[Start TEXT SHOWN]
# Boston AZ Weekly Night Ski - Nashoba Valley - Thurs. 2/17



## ChileMass (Feb 10, 2005)

Bob R and I are planning a Thursday night skiing get together at Nashoba Valley in Westford on 2/17.  Had a great time there a couple weeks ago - the lodge is really nice, the people there are terrific, and it was pretty uncrowded.  Anyone else want to come along?


----------



## Charlie Schuessler (Feb 10, 2005)

I'll be at Loon on the 17th.  Is this something your planning for 2/24 as well?


----------



## ChileMass (Feb 10, 2005)

Charlie Schuessler said:
			
		

> I'll be at Loon on the 17th.  Is this something your planning for 2/24 as well?



Personally, I can't do 2/24 at night.  I'll be at Mt. Orford in Quebec skiing with the family.  Maybe Bob and Trailboss could make it?  I might be able to do the week after.  Note that we are also considering other night skiing spots to mix it up.  Maybe Pat's or Crotched?


----------



## Vortex (Feb 10, 2005)

Charlie, We have to hit Loon sometime.  Most times I'm there on the weekend both days.    The following week ...the 23 rd or 24th would work for me at night.  I work in boston the further away from town the later I get there, but the closer I am to home at night.  Thetrailboss would like Pat's he has a pass there. Charlie you must live pretty close to pat's don't you?


----------



## ChileMass (Feb 14, 2005)

Bob R and I are meeting in the bar at Nashoba (upstairs) at 630PM if anyone else wants to join us.  Be sure to look for the $20 night sking coupon in the Globe sports section on Thursday to save few bucks.....

See you there!


----------



## thetrailboss (Feb 14, 2005)

ChileMass said:
			
		

> Bob R and I are meeting in the bar at Nashoba (upstairs) at 630PM if anyone else wants to join us.  Be sure to look for the $20 night sking coupon in the Globe sports section on Thursday to save few bucks.....
> 
> See you there!



Hey ChileMass.  I have a meeting that night, but have a great time.  Where will you be skiing this weekend?  Hope you get out or have gotten out since our last outing...great conditions.   :wink:


----------



## Vortex (Feb 15, 2005)

Come on folks this is an easy one.   Get ready for the weekend with a few runs and a beverage after.  1st round is mine.   :beer:  Help make this a weekly event.


----------



## Vortex (Feb 17, 2005)

Hey today's the day.  I was searching Nashoba valley ski area... did not remember the web site to get directions again.  I got a linc to the Alpine zone    Maybe next time I'll just go there first :idea:   No coupon in the paper today    Still very cheap night out.


----------



## thetrailboss (Feb 18, 2005)

How did it go last night?


----------



## Vortex (Feb 18, 2005)
[End TEXT SHOWN]
## YOUR TASKS
#1 According to the ski thread, where will ChileMass be on 2/24?
#2 Retype the part of the ski thread that starts at "# Boston AZ" and ends at "Schuessler (Feb 10, 2005)".
The items aren't needed for anything here.
[Start STORED ROWS]
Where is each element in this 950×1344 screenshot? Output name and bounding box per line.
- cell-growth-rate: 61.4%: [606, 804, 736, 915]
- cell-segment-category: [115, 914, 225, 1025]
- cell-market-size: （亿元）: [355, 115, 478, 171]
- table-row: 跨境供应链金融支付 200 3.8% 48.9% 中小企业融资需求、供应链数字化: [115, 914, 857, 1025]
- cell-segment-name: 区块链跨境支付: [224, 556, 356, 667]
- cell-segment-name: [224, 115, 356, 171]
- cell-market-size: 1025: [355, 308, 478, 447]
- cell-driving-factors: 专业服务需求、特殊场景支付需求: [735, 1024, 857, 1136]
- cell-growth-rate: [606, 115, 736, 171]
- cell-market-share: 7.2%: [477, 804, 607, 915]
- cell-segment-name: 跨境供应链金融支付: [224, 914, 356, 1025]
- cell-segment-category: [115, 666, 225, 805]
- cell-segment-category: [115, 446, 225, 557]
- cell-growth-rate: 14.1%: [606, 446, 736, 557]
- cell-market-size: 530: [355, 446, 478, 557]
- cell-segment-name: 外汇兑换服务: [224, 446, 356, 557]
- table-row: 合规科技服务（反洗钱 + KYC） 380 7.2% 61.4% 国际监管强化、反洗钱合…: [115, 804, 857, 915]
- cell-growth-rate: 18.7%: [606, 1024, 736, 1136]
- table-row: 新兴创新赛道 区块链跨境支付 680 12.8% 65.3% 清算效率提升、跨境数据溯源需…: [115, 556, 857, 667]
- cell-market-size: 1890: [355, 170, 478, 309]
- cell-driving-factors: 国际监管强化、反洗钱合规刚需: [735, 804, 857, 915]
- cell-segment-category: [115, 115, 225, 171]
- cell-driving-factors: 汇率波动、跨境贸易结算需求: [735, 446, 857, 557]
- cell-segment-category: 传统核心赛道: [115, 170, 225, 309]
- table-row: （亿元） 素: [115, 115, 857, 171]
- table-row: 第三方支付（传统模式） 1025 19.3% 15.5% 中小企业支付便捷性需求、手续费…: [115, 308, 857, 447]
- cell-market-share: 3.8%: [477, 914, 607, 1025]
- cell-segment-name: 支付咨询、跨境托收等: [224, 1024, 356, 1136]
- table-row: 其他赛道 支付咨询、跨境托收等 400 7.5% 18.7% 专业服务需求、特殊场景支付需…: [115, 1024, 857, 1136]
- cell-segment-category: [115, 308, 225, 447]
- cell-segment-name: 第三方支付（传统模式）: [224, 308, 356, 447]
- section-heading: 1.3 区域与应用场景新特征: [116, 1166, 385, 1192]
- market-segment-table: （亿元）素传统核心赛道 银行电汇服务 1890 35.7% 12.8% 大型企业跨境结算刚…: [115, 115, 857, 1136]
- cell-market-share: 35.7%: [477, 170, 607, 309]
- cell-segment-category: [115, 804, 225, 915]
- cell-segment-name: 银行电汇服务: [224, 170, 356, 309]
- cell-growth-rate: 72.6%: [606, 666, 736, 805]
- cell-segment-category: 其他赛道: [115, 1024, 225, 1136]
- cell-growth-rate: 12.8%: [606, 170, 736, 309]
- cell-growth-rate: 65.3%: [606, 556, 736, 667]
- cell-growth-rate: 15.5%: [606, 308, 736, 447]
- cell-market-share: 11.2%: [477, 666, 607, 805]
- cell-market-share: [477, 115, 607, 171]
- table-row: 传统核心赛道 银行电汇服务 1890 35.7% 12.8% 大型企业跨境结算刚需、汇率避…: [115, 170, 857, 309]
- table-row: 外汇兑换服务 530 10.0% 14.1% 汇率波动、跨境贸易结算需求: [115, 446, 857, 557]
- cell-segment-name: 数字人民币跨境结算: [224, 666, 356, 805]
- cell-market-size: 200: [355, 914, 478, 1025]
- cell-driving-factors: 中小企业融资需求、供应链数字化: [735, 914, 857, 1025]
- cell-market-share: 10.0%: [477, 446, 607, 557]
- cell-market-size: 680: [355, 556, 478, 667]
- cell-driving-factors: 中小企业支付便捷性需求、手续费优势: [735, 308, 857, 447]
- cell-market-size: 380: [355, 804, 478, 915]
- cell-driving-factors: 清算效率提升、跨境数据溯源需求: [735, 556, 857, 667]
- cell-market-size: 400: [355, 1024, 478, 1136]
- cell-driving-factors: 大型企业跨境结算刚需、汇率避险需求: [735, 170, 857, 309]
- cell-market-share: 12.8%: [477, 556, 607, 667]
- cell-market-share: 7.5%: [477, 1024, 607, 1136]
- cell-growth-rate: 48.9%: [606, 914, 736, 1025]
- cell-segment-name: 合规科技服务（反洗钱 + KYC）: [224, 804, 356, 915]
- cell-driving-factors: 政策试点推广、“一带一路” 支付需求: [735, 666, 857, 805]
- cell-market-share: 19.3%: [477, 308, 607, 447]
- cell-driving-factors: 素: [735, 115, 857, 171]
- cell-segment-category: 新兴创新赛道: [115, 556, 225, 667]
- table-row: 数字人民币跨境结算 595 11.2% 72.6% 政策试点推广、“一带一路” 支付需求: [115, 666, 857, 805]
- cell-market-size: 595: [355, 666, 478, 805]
[End STORED ROWS]
## ANSWERS PER TASK
#1 At Mt. Orford in Quebec, skiing with the family.

#2
# Boston AZ Weekly Night Ski - Nashoba Valley - Thurs. 2/17



## ChileMass (Feb 10, 2005)

Bob R and I are planning a Thursday night skiing get together at Nashoba Valley in Westford on 2/17.  Had a great time there a couple weeks ago - the lodge is really nice, the people there are terrific, and it was pretty uncrowded.  Anyone else want to come along?


----------



## Charlie Schuessler (Feb 10, 2005)